::: Source excerpt :::

Blog
AI & Machine Learning

How to Extract Data from Invoices or Receipts using Python

Reading time:
5
min
Published on:
Jul 20, 2022

Favour Kelvin

Favour Kelvin

Summary

Share the article

How can I automate data extraction from my receipts and invoices? Perhaps you’ve wondered about this. Well, you’ve come to the right spot, as we’ll be discussing how to quickly and easily extract data from your documents using just a few lines of code. However, before we get into that, let’s take a quick look at what data extraction is and why it’s so important.

What is Data Extraction?

Extracting information from data sources for further processing, storage, or analysis is referred to as data extraction. It is possible to extract data from a wide range of sources, including emails, web pages, images, accounting records, PDF files, etc.

You have the option of doing this manually or through an automated process. In manual data extraction, the information is gathered by hand, whereas, in automated data extraction, the information is extracted using tools or software.

Businesses utilize the information they get through data extraction for different purposes such as advertising, analysis, strategic planning, etc.

*Here is a list of some great data extraction tools.

Significance of Data Extraction

When it comes to automated data extraction, it offers quite a few advantages, some of which are:

  1. It can help reduce long-term and short-term costs: Short-term and long-term cost savings may be achieved when tedious and time-consuming processes are automated. You can focus on operating and growing your company without worrying about hiring a huge data crew to support it.

:::

_Directive_: Please say how the data extraction article distinguishes manual from automated data extraction.

::: Extracted records :::

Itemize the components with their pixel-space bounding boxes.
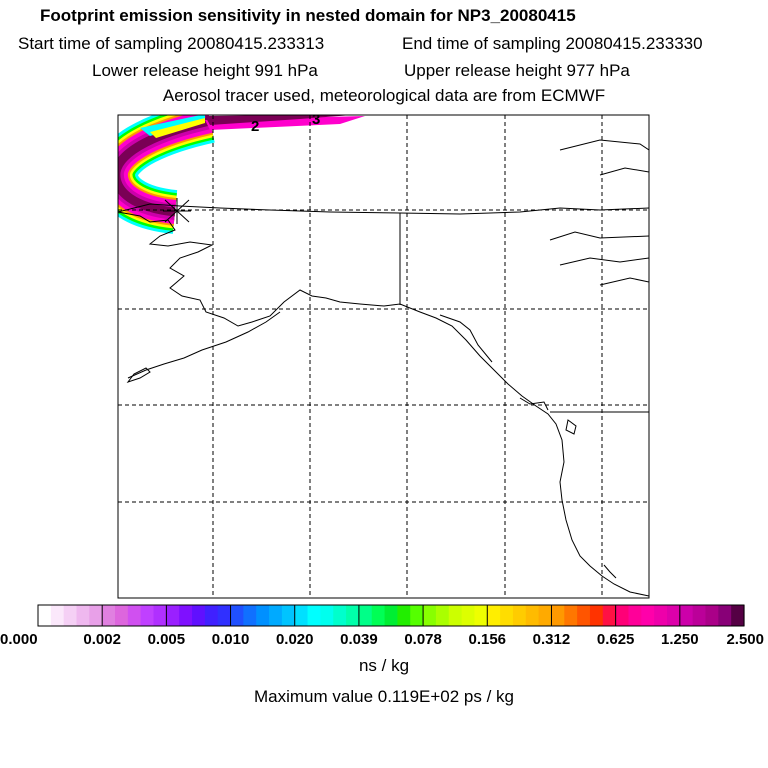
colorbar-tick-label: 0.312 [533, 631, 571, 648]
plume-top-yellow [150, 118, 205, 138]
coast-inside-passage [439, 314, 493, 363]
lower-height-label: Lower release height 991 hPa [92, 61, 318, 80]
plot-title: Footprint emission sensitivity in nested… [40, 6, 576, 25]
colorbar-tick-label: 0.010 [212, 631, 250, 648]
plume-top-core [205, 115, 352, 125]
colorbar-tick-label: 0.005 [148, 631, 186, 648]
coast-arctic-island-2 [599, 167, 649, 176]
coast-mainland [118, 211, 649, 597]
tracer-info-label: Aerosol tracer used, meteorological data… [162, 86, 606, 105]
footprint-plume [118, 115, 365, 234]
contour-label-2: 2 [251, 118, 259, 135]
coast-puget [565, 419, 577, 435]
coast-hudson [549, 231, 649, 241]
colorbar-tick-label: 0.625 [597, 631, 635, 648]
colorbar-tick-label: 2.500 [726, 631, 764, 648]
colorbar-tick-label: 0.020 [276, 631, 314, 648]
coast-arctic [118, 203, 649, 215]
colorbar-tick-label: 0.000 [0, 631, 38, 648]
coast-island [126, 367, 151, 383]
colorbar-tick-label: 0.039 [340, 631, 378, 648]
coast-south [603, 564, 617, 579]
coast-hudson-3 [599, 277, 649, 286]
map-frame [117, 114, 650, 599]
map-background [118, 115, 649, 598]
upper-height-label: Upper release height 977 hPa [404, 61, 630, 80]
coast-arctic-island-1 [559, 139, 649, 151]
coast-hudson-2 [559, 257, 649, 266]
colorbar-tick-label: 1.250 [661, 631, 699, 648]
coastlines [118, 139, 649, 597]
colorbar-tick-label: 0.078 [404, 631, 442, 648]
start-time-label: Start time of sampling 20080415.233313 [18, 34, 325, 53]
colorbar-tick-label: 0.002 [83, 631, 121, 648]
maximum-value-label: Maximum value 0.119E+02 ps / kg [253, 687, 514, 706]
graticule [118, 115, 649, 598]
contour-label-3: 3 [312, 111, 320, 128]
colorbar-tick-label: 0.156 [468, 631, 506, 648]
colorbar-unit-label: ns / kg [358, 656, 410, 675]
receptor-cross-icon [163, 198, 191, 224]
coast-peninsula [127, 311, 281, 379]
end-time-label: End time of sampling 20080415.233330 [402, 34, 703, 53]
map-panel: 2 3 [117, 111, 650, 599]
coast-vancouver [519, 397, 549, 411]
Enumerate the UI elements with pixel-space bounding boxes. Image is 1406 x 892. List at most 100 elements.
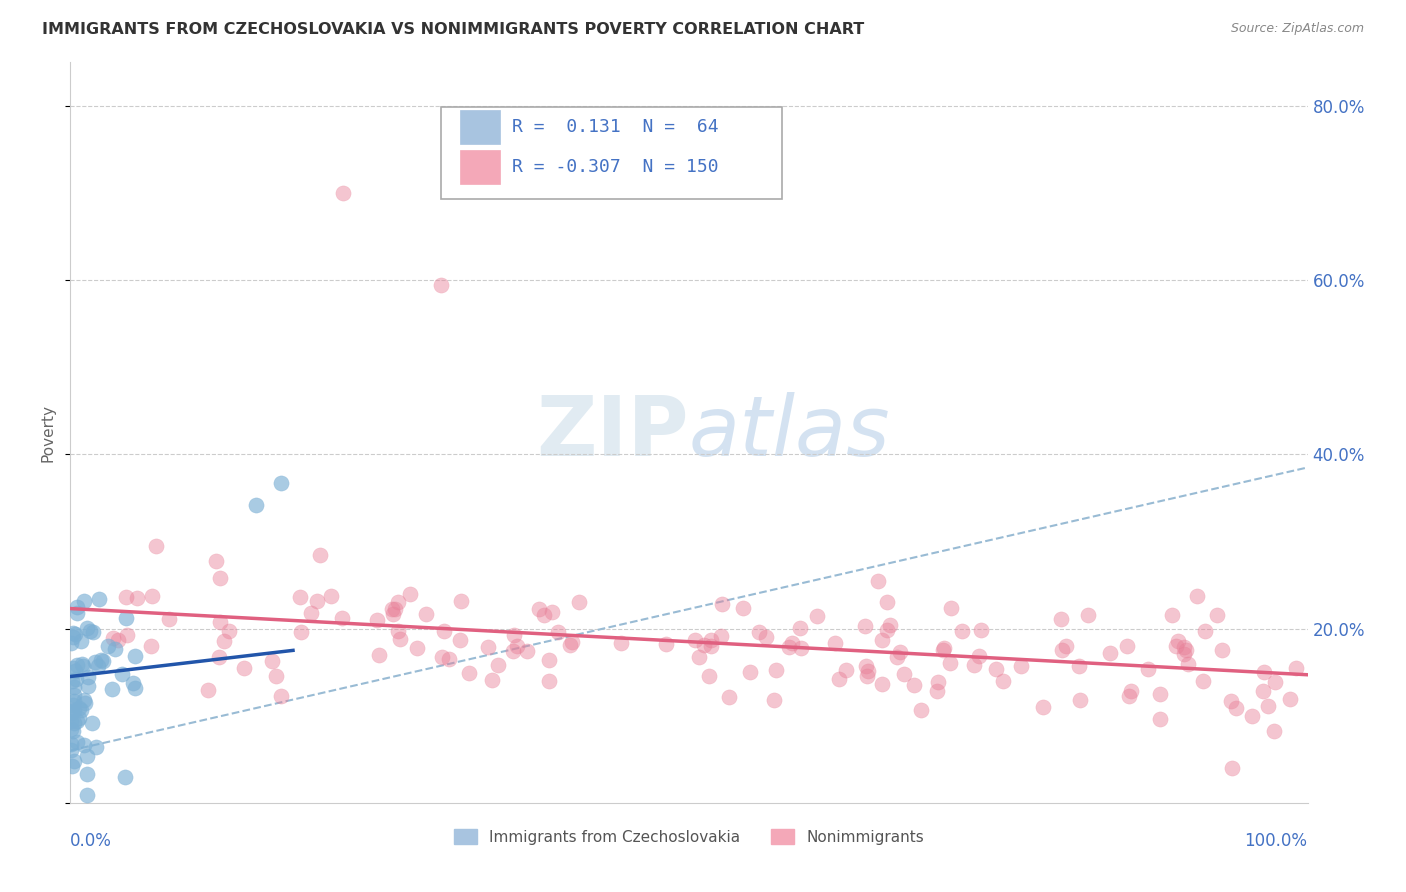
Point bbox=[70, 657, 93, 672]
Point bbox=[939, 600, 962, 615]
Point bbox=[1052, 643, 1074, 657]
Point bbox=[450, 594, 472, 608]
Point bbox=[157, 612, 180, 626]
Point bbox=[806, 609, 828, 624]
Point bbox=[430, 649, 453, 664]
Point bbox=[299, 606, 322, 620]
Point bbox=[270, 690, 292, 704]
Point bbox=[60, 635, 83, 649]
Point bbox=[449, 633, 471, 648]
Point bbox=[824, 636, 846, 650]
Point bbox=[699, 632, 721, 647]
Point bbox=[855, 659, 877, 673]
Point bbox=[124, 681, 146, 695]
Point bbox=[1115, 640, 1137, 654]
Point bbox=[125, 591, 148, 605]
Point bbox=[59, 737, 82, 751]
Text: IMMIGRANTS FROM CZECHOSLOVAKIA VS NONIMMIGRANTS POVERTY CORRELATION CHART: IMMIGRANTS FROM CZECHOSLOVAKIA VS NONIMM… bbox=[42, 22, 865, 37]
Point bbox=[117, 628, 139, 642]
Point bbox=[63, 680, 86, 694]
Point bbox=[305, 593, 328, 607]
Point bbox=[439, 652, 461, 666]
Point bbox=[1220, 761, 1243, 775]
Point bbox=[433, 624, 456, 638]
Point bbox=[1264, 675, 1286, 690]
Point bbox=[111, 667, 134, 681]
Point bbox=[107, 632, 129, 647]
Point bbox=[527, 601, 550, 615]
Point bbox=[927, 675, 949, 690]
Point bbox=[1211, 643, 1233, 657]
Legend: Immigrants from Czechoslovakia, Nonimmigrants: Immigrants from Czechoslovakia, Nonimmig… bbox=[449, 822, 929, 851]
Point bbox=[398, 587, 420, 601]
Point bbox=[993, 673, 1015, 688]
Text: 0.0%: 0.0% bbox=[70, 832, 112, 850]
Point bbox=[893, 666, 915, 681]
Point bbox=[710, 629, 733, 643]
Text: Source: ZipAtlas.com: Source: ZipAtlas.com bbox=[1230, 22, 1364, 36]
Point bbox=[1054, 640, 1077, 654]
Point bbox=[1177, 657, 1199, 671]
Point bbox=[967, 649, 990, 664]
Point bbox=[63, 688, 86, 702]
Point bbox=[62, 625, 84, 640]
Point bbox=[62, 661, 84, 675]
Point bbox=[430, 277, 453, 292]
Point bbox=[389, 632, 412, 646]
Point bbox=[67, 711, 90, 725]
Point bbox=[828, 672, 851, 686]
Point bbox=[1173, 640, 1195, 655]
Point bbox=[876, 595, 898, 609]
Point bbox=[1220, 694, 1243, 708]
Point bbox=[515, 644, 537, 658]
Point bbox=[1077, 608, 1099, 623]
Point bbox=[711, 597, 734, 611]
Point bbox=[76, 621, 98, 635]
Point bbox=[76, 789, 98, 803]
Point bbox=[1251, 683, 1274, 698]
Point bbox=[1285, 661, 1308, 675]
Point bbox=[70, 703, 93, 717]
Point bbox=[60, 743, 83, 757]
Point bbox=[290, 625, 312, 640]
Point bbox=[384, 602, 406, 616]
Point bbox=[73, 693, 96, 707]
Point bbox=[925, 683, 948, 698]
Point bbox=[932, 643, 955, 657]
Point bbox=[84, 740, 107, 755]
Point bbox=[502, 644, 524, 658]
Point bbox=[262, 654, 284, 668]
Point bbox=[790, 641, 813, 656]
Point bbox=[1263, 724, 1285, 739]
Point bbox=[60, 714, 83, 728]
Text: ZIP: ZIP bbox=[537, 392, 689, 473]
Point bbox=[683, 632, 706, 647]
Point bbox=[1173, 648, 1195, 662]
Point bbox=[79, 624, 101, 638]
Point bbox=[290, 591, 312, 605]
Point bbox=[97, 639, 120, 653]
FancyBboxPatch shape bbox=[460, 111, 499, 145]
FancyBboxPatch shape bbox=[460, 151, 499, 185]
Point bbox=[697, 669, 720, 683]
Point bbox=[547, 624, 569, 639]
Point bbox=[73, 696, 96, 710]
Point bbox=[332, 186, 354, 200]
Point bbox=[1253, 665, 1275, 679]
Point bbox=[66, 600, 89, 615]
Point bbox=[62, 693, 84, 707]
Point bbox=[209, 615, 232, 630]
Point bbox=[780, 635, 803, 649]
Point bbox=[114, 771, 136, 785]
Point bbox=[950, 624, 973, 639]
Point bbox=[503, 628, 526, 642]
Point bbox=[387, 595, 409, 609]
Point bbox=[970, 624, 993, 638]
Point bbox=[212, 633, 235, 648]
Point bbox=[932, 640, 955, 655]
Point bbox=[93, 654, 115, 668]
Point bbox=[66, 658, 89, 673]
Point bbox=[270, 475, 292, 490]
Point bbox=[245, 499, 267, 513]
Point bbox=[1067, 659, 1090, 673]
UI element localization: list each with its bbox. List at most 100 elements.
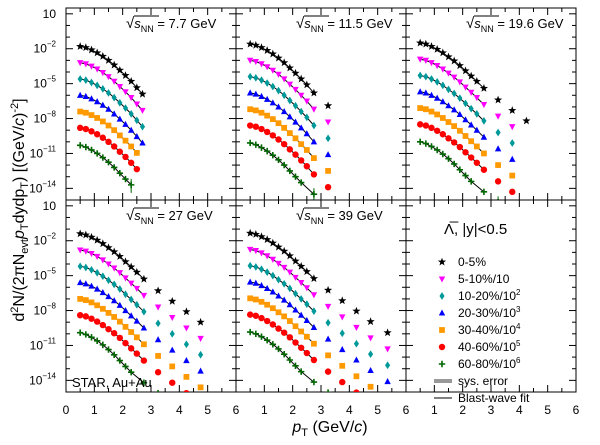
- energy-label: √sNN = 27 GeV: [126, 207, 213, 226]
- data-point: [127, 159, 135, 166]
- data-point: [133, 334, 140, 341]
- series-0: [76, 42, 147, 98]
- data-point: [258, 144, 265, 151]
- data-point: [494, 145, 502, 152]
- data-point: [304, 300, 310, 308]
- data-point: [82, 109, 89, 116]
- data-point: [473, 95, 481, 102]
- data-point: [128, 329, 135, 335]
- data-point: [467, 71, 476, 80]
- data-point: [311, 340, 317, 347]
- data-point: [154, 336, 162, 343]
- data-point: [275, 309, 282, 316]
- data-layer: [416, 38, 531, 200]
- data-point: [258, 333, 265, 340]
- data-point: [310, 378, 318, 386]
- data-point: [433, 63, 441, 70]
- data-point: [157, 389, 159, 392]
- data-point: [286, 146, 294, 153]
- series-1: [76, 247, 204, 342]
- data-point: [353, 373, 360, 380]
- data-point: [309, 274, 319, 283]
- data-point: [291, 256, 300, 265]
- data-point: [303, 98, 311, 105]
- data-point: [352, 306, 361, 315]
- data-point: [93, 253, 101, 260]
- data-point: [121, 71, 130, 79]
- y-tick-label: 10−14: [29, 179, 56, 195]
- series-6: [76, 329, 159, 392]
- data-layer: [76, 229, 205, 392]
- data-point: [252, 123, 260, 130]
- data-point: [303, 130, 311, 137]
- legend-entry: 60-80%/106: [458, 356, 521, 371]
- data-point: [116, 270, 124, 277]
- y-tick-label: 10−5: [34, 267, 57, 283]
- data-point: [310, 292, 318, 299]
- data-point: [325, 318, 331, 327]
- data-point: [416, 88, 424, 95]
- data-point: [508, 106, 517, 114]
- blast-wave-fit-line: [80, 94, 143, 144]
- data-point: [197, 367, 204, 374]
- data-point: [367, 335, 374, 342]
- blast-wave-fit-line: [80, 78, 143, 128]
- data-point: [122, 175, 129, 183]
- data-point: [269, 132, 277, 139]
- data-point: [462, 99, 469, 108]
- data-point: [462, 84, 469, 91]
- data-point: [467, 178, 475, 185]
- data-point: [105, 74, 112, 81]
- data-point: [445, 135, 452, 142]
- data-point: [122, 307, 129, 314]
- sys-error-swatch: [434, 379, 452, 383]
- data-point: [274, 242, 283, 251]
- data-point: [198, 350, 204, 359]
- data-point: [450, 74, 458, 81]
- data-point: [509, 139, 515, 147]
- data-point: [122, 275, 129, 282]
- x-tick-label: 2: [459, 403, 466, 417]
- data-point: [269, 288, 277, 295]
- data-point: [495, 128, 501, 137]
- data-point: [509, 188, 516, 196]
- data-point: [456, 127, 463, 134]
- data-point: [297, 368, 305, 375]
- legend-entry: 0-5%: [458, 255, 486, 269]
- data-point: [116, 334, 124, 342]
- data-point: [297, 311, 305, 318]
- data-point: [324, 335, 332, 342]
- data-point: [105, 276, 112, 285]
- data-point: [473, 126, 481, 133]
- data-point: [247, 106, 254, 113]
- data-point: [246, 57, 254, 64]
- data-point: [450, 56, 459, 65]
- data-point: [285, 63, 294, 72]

:::

_Solution to this exercise_: Manual extraction gathers the information by hand, while automated extraction uses tools or software.